Work required.
Show all lines that include the string "Average"; copy each one.

++++ Materials provided

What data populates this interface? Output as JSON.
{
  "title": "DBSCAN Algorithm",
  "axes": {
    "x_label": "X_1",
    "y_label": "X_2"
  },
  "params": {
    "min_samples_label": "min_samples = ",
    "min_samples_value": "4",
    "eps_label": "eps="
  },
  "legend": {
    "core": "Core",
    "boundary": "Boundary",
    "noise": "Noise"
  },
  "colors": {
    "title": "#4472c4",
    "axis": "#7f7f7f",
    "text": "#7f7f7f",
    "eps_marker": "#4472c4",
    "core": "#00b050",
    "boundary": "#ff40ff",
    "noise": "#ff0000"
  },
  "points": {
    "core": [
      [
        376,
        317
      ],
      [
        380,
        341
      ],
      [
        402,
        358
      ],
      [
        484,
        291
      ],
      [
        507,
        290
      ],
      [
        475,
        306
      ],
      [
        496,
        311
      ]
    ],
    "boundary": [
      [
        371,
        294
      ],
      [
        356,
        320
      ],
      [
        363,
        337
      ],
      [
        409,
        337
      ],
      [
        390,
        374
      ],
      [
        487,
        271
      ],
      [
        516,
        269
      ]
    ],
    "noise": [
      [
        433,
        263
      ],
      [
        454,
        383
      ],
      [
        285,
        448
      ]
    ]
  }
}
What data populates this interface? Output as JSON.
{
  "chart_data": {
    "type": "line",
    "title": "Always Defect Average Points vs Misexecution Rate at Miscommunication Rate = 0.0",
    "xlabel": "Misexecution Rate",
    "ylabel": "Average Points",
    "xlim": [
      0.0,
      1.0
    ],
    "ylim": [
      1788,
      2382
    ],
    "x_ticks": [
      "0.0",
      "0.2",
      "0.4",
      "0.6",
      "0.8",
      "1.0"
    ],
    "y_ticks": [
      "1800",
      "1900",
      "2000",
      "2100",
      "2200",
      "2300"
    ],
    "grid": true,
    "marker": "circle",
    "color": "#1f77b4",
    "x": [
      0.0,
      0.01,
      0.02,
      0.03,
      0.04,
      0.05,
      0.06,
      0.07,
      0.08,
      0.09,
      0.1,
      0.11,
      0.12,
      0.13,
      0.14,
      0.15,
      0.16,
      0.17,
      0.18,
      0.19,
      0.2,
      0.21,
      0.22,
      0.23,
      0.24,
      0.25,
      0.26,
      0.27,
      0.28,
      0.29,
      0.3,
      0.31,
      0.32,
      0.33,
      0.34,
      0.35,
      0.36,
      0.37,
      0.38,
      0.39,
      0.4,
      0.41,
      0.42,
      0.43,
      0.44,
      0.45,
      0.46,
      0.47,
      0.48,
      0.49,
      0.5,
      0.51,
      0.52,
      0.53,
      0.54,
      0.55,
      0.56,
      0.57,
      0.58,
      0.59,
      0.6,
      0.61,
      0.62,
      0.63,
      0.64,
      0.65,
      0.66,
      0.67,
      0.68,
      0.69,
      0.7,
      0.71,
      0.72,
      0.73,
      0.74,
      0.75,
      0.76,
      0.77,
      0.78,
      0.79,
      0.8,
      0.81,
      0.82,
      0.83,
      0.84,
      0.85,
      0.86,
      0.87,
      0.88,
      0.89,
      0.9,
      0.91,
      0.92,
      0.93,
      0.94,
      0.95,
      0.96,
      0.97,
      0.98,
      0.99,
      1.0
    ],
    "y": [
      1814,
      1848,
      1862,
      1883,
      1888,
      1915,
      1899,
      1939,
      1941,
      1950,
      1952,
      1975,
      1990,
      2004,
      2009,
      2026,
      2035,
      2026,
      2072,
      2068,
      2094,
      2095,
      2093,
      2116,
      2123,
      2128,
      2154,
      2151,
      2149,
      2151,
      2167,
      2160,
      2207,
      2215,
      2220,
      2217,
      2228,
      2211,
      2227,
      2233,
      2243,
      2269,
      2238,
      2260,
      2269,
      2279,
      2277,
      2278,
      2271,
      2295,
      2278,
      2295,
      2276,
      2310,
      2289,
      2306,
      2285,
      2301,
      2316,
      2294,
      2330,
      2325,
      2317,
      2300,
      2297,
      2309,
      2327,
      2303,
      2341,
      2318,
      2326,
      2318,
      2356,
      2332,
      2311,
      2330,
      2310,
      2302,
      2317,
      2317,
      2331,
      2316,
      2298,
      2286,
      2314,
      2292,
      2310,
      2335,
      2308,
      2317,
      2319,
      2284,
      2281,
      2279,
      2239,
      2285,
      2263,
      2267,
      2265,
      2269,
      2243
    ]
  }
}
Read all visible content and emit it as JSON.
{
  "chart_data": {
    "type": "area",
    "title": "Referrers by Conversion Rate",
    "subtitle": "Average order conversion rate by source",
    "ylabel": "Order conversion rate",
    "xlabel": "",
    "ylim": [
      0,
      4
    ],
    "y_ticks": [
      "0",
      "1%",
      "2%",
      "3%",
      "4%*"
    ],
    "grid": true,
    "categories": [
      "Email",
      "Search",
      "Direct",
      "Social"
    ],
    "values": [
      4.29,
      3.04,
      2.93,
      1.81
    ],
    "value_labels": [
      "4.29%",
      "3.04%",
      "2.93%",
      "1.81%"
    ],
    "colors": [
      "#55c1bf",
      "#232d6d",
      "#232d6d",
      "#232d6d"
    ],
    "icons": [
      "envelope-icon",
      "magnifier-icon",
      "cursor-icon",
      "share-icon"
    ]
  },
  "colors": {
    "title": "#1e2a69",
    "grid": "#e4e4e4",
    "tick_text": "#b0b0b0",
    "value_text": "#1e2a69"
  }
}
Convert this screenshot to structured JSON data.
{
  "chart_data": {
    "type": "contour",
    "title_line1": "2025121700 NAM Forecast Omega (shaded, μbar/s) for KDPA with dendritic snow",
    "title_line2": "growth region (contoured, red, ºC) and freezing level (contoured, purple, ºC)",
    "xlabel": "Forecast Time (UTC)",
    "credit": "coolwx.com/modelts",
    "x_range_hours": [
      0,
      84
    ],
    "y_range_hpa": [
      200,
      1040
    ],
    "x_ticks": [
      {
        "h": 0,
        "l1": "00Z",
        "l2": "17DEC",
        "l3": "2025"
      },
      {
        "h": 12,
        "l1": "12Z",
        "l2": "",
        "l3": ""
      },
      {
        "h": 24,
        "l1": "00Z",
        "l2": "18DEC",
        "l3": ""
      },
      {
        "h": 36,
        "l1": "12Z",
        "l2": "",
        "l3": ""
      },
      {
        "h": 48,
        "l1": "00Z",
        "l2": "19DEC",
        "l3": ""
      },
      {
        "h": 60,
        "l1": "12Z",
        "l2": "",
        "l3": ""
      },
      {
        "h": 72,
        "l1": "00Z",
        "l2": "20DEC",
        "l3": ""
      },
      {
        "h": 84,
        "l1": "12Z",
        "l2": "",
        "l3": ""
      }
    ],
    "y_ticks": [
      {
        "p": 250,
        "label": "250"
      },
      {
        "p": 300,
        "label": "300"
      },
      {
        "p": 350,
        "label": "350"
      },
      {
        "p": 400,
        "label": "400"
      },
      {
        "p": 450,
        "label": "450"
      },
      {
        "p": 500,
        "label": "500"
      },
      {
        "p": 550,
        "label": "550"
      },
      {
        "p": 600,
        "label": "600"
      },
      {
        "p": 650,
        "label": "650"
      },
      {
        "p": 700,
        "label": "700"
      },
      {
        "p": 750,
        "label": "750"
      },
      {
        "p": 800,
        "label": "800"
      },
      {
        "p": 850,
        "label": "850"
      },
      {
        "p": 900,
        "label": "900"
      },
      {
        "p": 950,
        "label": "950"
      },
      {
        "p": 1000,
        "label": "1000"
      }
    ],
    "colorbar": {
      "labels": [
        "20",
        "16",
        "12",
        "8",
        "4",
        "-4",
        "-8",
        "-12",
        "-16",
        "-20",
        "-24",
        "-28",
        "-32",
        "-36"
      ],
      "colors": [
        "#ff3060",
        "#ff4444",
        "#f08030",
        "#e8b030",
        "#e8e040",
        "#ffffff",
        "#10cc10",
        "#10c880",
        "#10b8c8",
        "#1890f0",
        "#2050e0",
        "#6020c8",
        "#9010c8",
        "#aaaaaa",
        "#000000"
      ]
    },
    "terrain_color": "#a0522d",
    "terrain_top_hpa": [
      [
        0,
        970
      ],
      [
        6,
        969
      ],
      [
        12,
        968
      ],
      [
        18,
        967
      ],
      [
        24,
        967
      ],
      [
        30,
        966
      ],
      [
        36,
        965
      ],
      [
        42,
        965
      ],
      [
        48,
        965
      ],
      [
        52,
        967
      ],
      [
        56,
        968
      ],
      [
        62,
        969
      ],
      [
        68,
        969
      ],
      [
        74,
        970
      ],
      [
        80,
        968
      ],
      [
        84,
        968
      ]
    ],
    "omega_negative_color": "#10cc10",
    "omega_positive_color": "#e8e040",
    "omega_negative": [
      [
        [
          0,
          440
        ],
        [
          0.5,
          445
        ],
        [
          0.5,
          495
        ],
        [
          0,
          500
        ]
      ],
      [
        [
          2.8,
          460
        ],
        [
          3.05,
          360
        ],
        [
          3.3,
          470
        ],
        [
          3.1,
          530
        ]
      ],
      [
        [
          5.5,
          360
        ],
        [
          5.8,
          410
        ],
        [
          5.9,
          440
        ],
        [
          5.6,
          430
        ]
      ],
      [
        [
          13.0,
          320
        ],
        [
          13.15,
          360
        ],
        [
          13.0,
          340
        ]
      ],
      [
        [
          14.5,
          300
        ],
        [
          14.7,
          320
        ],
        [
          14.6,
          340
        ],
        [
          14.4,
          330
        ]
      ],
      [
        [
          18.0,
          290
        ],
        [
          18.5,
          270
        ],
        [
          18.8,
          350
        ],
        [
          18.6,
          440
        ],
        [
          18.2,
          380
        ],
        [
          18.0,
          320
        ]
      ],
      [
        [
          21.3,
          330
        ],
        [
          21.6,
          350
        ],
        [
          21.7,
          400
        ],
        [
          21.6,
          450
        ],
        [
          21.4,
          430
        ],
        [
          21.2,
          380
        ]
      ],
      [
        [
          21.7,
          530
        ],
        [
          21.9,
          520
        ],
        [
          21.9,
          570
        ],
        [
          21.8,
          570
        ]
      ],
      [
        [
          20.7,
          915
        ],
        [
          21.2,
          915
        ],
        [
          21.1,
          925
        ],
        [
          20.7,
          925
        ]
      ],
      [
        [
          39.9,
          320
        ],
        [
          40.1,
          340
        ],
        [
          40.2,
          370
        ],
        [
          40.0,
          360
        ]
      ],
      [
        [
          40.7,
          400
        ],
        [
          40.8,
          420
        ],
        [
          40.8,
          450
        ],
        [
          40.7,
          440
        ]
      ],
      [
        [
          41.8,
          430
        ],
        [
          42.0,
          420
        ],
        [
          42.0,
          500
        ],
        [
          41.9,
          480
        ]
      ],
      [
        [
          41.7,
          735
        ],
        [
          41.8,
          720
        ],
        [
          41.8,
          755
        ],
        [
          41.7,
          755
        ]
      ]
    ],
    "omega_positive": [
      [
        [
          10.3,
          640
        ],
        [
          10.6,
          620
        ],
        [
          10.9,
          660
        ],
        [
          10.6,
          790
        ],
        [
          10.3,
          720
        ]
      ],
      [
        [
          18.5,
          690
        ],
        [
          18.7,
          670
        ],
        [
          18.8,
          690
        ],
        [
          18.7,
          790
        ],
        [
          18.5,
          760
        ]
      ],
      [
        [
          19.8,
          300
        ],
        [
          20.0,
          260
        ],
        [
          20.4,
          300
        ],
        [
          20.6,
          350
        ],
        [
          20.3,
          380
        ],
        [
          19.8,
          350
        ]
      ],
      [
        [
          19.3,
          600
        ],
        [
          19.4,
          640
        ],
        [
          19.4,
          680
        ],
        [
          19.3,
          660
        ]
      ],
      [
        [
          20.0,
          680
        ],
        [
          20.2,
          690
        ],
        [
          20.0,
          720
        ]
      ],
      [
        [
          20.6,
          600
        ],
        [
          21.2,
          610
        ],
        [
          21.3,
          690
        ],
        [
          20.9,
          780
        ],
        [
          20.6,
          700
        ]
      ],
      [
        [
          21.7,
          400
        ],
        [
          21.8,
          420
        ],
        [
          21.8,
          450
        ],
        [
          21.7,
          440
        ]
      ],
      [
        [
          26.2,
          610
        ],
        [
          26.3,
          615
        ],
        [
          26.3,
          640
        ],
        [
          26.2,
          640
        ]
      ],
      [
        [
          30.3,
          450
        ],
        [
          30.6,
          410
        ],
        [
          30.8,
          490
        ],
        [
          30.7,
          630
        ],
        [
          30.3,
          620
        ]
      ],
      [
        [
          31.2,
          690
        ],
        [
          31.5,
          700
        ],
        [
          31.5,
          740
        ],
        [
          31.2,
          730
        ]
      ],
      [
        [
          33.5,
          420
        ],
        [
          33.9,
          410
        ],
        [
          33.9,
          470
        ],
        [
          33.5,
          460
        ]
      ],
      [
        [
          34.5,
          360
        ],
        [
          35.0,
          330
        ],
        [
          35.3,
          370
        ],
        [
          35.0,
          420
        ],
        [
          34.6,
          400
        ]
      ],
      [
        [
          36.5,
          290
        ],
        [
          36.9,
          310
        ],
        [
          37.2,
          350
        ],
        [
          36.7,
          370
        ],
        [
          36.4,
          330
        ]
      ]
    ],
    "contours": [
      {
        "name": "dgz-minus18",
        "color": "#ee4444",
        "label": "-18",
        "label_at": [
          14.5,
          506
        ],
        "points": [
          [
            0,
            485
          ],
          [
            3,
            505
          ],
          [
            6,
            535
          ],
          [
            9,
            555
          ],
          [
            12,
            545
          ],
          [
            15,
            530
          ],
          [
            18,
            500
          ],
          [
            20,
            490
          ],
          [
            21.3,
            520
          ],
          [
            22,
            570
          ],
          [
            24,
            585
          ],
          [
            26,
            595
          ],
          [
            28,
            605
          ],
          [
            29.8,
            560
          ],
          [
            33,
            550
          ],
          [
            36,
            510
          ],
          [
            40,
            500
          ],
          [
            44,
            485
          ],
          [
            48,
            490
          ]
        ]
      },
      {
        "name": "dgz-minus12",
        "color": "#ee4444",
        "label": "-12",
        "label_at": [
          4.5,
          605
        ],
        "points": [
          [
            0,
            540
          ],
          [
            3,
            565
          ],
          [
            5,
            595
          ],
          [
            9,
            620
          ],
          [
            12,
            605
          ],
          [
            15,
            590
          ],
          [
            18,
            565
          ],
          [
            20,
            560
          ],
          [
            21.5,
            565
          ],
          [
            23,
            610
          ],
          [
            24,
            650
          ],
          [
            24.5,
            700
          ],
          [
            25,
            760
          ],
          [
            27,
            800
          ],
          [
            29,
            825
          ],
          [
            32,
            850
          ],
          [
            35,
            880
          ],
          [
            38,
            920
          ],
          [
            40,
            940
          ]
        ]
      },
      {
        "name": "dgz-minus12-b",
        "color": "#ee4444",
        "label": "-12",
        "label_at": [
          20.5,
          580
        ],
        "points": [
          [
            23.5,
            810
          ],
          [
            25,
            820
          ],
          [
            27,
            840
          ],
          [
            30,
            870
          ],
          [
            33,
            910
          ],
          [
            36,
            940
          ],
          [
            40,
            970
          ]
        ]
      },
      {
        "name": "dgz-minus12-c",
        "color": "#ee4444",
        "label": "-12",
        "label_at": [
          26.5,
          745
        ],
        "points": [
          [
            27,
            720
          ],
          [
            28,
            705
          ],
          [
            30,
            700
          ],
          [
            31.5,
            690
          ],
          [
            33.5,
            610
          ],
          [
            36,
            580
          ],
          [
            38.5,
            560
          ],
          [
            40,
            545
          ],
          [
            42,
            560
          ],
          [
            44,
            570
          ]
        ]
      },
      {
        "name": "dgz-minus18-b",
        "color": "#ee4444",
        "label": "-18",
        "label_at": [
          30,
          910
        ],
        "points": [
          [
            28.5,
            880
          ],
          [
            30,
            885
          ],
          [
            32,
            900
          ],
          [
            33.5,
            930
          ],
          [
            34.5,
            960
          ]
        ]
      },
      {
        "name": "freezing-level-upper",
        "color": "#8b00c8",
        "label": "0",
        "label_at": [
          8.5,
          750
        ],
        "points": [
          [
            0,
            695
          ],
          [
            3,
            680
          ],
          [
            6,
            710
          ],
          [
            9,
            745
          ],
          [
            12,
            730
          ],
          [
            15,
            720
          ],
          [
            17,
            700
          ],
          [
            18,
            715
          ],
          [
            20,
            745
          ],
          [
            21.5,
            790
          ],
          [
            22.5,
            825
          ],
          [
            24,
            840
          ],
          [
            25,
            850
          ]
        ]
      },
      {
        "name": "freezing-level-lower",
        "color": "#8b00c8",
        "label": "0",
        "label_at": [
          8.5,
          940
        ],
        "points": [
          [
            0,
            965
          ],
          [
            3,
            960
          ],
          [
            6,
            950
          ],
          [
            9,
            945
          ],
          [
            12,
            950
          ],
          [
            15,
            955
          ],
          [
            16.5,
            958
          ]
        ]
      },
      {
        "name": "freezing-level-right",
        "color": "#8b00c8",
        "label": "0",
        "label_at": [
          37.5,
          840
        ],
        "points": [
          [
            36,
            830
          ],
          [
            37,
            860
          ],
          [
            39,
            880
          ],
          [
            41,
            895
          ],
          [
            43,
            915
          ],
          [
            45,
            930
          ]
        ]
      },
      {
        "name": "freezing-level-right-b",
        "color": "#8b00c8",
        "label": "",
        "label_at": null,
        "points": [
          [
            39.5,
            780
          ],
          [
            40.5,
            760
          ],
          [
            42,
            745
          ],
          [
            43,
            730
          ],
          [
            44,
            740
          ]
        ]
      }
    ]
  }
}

++++++++

Result.
    "title": "Always Defect Average Points vs Misexecution Rate at Miscommunication Rate = 0.0",
    "ylabel": "Average Points",
    "subtitle": "Average order conversion rate by source",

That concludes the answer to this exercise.